WHAT YOU NEED TO DO:
Please rewrite the records that follow, replacing every "coverage-percent" with "coverage-value" and changing nothing else. Omit the pictures from your answer.

RECORD EXCERPTS:

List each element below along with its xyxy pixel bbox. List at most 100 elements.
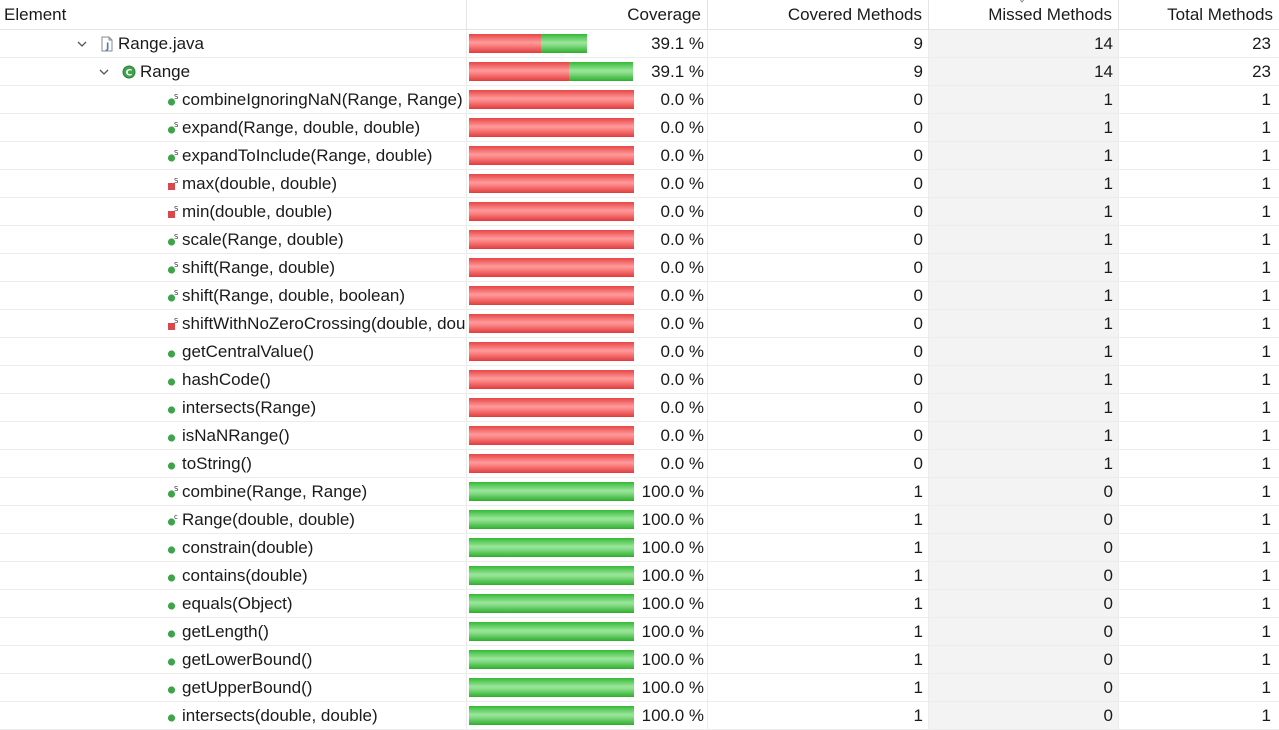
chevron-down-icon[interactable]: [76, 30, 88, 57]
coverage-cell: 0.0 %: [467, 450, 708, 477]
element-cell[interactable]: getLength(): [0, 618, 467, 645]
covered-methods-cell: 0: [708, 366, 929, 393]
missed-methods-cell: 1: [929, 366, 1119, 393]
covered-bar-segment: [569, 62, 633, 81]
element-name: shift(Range, double, boolean): [182, 286, 406, 305]
element-cell[interactable]: getUpperBound(): [0, 674, 467, 701]
method-row[interactable]: isNaNRange() 0.0 % 0 1 1: [0, 422, 1279, 450]
column-header-element[interactable]: Element: [0, 0, 467, 29]
column-header-covered-methods[interactable]: Covered Methods: [708, 0, 929, 29]
private-static-method-icon: S: [168, 205, 179, 218]
element-cell[interactable]: contains(double): [0, 562, 467, 589]
constructor-icon: c: [167, 513, 178, 526]
missed-bar-segment: [469, 454, 634, 473]
method-row[interactable]: c Range(double, double) 100.0 % 1 0 1: [0, 506, 1279, 534]
method-row[interactable]: constrain(double) 100.0 % 1 0 1: [0, 534, 1279, 562]
svg-text:S: S: [174, 261, 179, 269]
method-row[interactable]: getUpperBound() 100.0 % 1 0 1: [0, 674, 1279, 702]
method-row[interactable]: equals(Object) 100.0 % 1 0 1: [0, 590, 1279, 618]
missed-bar-segment: [469, 90, 634, 109]
coverage-percent: 100.0 %: [641, 622, 704, 641]
coverage-percent: 0.0 %: [660, 398, 704, 417]
file-row[interactable]: J Range.java 39.1 % 9 14 23: [0, 30, 1279, 58]
covered-methods-cell: 0: [708, 142, 929, 169]
coverage-percent: 100.0 %: [641, 510, 704, 529]
method-row[interactable]: getCentralValue() 0.0 % 0 1 1: [0, 338, 1279, 366]
public-method-icon: [167, 546, 176, 554]
covered-methods-cell: 9: [708, 30, 929, 57]
coverage-bar: [469, 342, 634, 361]
element-cell[interactable]: C Range: [0, 58, 467, 85]
element-cell[interactable]: J Range.java: [0, 30, 467, 57]
element-cell[interactable]: getCentralValue(): [0, 338, 467, 365]
covered-methods-cell: 0: [708, 170, 929, 197]
covered-methods-cell: 0: [708, 282, 929, 309]
total-methods-cell: 1: [1261, 594, 1271, 613]
covered-methods-cell: 0: [708, 226, 929, 253]
total-methods-cell: 1: [1261, 398, 1271, 417]
element-cell[interactable]: getLowerBound(): [0, 646, 467, 673]
method-row[interactable]: contains(double) 100.0 % 1 0 1: [0, 562, 1279, 590]
missed-methods-cell: 0: [929, 562, 1119, 589]
missed-methods-cell: 1: [929, 450, 1119, 477]
method-row[interactable]: getLength() 100.0 % 1 0 1: [0, 618, 1279, 646]
svg-text:J: J: [105, 42, 109, 52]
element-cell[interactable]: toString(): [0, 450, 467, 477]
element-cell[interactable]: constrain(double): [0, 534, 467, 561]
element-cell[interactable]: c Range(double, double): [0, 506, 467, 533]
total-methods-cell: 1: [1261, 90, 1271, 109]
java-file-icon: J: [101, 36, 113, 52]
total-methods-cell: 1: [1261, 706, 1271, 725]
method-row[interactable]: hashCode() 0.0 % 0 1 1: [0, 366, 1279, 394]
class-row[interactable]: C Range 39.1 % 9 14 23: [0, 58, 1279, 86]
element-name: Range(double, double): [182, 510, 355, 529]
public-method-icon: [167, 574, 176, 582]
total-methods-cell: 1: [1261, 314, 1271, 333]
chevron-down-icon[interactable]: [98, 58, 110, 85]
element-cell[interactable]: hashCode(): [0, 366, 467, 393]
element-cell[interactable]: isNaNRange(): [0, 422, 467, 449]
method-row[interactable]: intersects(Range) 0.0 % 0 1 1: [0, 394, 1279, 422]
column-header-total-methods[interactable]: Total Methods: [1167, 5, 1273, 24]
element-cell[interactable]: equals(Object): [0, 590, 467, 617]
element-cell[interactable]: intersects(double, double): [0, 702, 467, 729]
method-row[interactable]: intersects(double, double) 100.0 % 1 0 1: [0, 702, 1279, 730]
element-cell[interactable]: intersects(Range): [0, 394, 467, 421]
coverage-percent: 0.0 %: [660, 202, 704, 221]
coverage-percent: 0.0 %: [660, 426, 704, 445]
column-header-coverage[interactable]: Coverage: [467, 0, 708, 29]
coverage-cell: 0.0 %: [467, 422, 708, 449]
coverage-cell: 0.0 %: [467, 226, 708, 253]
coverage-bar: [469, 706, 634, 725]
total-methods-cell: 1: [1261, 286, 1271, 305]
method-row[interactable]: toString() 0.0 % 0 1 1: [0, 450, 1279, 478]
covered-methods-cell: 0: [708, 254, 929, 281]
covered-methods-cell: 1: [708, 674, 929, 701]
coverage-bar: [469, 678, 634, 697]
covered-bar-segment: [469, 566, 634, 585]
element-name: expandToInclude(Range, double): [182, 146, 433, 165]
method-row[interactable]: getLowerBound() 100.0 % 1 0 1: [0, 646, 1279, 674]
covered-methods-cell: 0: [708, 394, 929, 421]
column-header-missed-methods[interactable]: Missed Methods: [929, 0, 1119, 29]
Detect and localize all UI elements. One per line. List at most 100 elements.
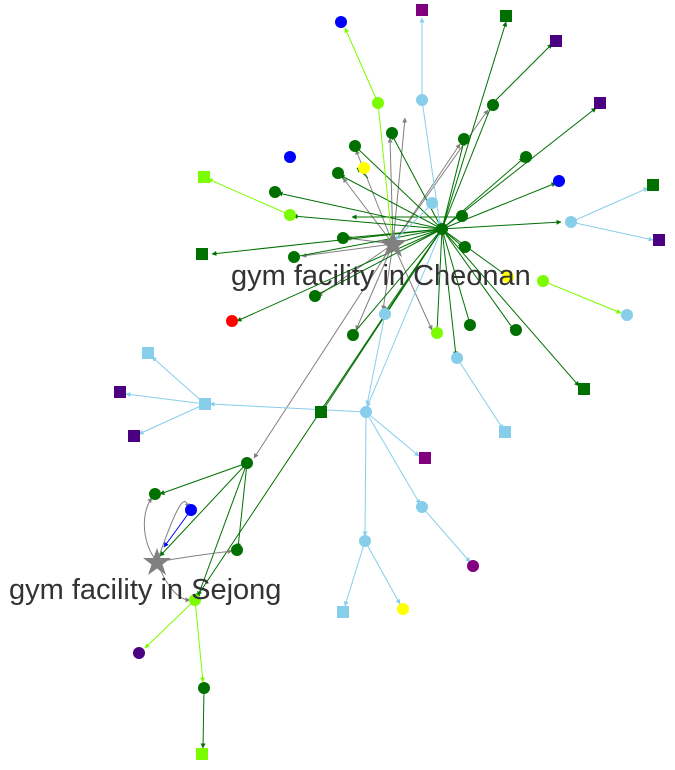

SOLVED PROBLEM:
List each element below along with its xyxy pixel bbox. List at most 100 elements.
chevron-down-icon[interactable]: [76, 30, 88, 57]
coverage-cell: 0.0 %: [467, 450, 708, 477]
element-cell[interactable]: getLength(): [0, 618, 467, 645]
covered-methods-cell: 0: [708, 366, 929, 393]
missed-methods-cell: 1: [929, 366, 1119, 393]
covered-bar-segment: [569, 62, 633, 81]
element-name: shift(Range, double, boolean): [182, 286, 406, 305]
element-cell[interactable]: getUpperBound(): [0, 674, 467, 701]
method-row[interactable]: isNaNRange() 0.0 % 0 1 1: [0, 422, 1279, 450]
column-header-element[interactable]: Element: [0, 0, 467, 29]
column-header-covered-methods[interactable]: Covered Methods: [708, 0, 929, 29]
private-static-method-icon: S: [168, 205, 179, 218]
element-cell[interactable]: contains(double): [0, 562, 467, 589]
constructor-icon: c: [167, 513, 178, 526]
missed-bar-segment: [469, 454, 634, 473]
method-row[interactable]: c Range(double, double) 100.0 % 1 0 1: [0, 506, 1279, 534]
method-row[interactable]: constrain(double) 100.0 % 1 0 1: [0, 534, 1279, 562]
svg-text:S: S: [174, 261, 179, 269]
method-row[interactable]: getUpperBound() 100.0 % 1 0 1: [0, 674, 1279, 702]
method-row[interactable]: equals(Object) 100.0 % 1 0 1: [0, 590, 1279, 618]
missed-bar-segment: [469, 90, 634, 109]
coverage-value: 100.0 %: [641, 622, 704, 641]
coverage-value: 0.0 %: [660, 398, 704, 417]
file-row[interactable]: J Range.java 39.1 % 9 14 23: [0, 30, 1279, 58]
covered-methods-cell: 0: [708, 142, 929, 169]
coverage-value: 100.0 %: [641, 510, 704, 529]
method-row[interactable]: getCentralValue() 0.0 % 0 1 1: [0, 338, 1279, 366]
public-method-icon: [167, 546, 176, 554]
covered-methods-cell: 9: [708, 30, 929, 57]
coverage-bar: [469, 342, 634, 361]
element-cell[interactable]: C Range: [0, 58, 467, 85]
element-cell[interactable]: J Range.java: [0, 30, 467, 57]
element-cell[interactable]: getCentralValue(): [0, 338, 467, 365]
covered-methods-cell: 0: [708, 170, 929, 197]
covered-methods-cell: 0: [708, 282, 929, 309]
total-methods-cell: 1: [1261, 594, 1271, 613]
covered-methods-cell: 0: [708, 226, 929, 253]
total-methods-cell: 1: [1261, 398, 1271, 417]
element-cell[interactable]: getLowerBound(): [0, 646, 467, 673]
method-row[interactable]: contains(double) 100.0 % 1 0 1: [0, 562, 1279, 590]
missed-methods-cell: 0: [929, 562, 1119, 589]
missed-methods-cell: 1: [929, 450, 1119, 477]
method-row[interactable]: getLength() 100.0 % 1 0 1: [0, 618, 1279, 646]
svg-text:J: J: [105, 42, 109, 52]
element-cell[interactable]: toString(): [0, 450, 467, 477]
element-cell[interactable]: constrain(double): [0, 534, 467, 561]
element-cell[interactable]: c Range(double, double): [0, 506, 467, 533]
total-methods-cell: 1: [1261, 90, 1271, 109]
java-file-icon: J: [101, 36, 113, 52]
total-methods-cell: 1: [1261, 706, 1271, 725]
method-row[interactable]: hashCode() 0.0 % 0 1 1: [0, 366, 1279, 394]
class-row[interactable]: C Range 39.1 % 9 14 23: [0, 58, 1279, 86]
element-name: Range(double, double): [182, 510, 355, 529]
public-method-icon: [167, 574, 176, 582]
total-methods-cell: 1: [1261, 314, 1271, 333]
chevron-down-icon[interactable]: [98, 58, 110, 85]
element-cell[interactable]: hashCode(): [0, 366, 467, 393]
element-cell[interactable]: isNaNRange(): [0, 422, 467, 449]
method-row[interactable]: intersects(Range) 0.0 % 0 1 1: [0, 394, 1279, 422]
column-header-total-methods[interactable]: Total Methods: [1167, 5, 1273, 24]
element-cell[interactable]: equals(Object): [0, 590, 467, 617]
element-cell[interactable]: intersects(double, double): [0, 702, 467, 729]
method-row[interactable]: intersects(double, double) 100.0 % 1 0 1: [0, 702, 1279, 730]
element-cell[interactable]: intersects(Range): [0, 394, 467, 421]
coverage-value: 0.0 %: [660, 202, 704, 221]
coverage-value: 0.0 %: [660, 426, 704, 445]
column-header-coverage[interactable]: Coverage: [467, 0, 708, 29]
coverage-cell: 0.0 %: [467, 422, 708, 449]
coverage-cell: 0.0 %: [467, 226, 708, 253]
coverage-bar: [469, 706, 634, 725]
total-methods-cell: 1: [1261, 286, 1271, 305]
method-row[interactable]: toString() 0.0 % 0 1 1: [0, 450, 1279, 478]
covered-methods-cell: 0: [708, 254, 929, 281]
covered-methods-cell: 1: [708, 674, 929, 701]
coverage-bar: [469, 678, 634, 697]
covered-bar-segment: [469, 566, 634, 585]
element-name: expandToInclude(Range, double): [182, 146, 433, 165]
method-row[interactable]: getLowerBound() 100.0 % 1 0 1: [0, 646, 1279, 674]
covered-methods-cell: 0: [708, 394, 929, 421]
column-header-missed-methods[interactable]: Missed Methods: [929, 0, 1119, 29]
Detect and localize all UI elements. One per line. List at most 100 elements.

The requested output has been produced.